### Aim of the exercise
In the records that follow, locate every line with "ladite" and extract it.
* begin Dataset *
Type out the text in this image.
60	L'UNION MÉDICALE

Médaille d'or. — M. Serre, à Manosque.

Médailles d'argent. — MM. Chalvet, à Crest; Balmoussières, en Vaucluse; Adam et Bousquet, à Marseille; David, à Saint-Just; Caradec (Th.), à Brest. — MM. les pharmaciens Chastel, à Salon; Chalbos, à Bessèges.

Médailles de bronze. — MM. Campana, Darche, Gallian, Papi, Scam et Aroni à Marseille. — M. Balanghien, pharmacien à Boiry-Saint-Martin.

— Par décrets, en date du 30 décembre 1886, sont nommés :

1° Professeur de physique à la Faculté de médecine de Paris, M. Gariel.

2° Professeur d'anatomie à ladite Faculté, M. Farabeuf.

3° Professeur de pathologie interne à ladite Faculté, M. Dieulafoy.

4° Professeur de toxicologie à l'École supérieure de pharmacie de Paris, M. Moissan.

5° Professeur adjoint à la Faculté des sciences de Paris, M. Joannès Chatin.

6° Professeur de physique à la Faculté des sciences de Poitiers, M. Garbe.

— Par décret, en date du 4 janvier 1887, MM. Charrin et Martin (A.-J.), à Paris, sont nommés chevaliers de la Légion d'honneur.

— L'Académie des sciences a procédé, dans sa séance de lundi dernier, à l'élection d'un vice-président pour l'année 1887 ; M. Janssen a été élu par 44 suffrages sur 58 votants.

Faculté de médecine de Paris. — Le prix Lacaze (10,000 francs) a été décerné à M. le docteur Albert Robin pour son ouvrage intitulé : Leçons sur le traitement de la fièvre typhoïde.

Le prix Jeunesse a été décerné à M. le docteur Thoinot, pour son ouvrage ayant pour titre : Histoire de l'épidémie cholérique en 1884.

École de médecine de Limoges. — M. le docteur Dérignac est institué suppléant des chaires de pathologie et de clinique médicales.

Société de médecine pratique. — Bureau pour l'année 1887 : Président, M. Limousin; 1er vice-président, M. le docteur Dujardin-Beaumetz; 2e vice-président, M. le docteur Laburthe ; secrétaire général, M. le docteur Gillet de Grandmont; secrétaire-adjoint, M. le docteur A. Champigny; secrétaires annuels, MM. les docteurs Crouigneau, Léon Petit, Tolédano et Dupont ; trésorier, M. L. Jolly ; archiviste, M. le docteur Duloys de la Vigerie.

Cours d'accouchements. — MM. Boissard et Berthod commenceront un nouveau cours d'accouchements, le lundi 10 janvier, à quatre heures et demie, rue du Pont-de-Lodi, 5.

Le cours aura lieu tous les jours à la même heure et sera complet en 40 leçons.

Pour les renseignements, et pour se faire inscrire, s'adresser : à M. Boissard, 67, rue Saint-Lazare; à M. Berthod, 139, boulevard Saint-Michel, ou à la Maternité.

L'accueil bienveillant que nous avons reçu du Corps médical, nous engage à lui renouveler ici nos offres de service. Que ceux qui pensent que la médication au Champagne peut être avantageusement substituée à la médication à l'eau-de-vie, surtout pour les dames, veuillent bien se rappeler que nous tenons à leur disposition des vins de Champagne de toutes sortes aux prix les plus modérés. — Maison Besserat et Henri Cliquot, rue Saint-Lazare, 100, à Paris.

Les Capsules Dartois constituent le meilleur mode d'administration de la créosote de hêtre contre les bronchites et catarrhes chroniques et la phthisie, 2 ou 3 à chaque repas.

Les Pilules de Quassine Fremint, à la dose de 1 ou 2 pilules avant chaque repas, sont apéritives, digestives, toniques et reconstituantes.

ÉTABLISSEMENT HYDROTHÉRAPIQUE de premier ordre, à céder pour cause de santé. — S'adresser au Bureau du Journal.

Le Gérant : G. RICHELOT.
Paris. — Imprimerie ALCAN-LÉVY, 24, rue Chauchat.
* end Dataset *
### Correct result
2° Professeur d'anatomie à ladite Faculté, M. Farabeuf.
3° Professeur de pathologie interne à ladite Faculté, M. Dieulafoy.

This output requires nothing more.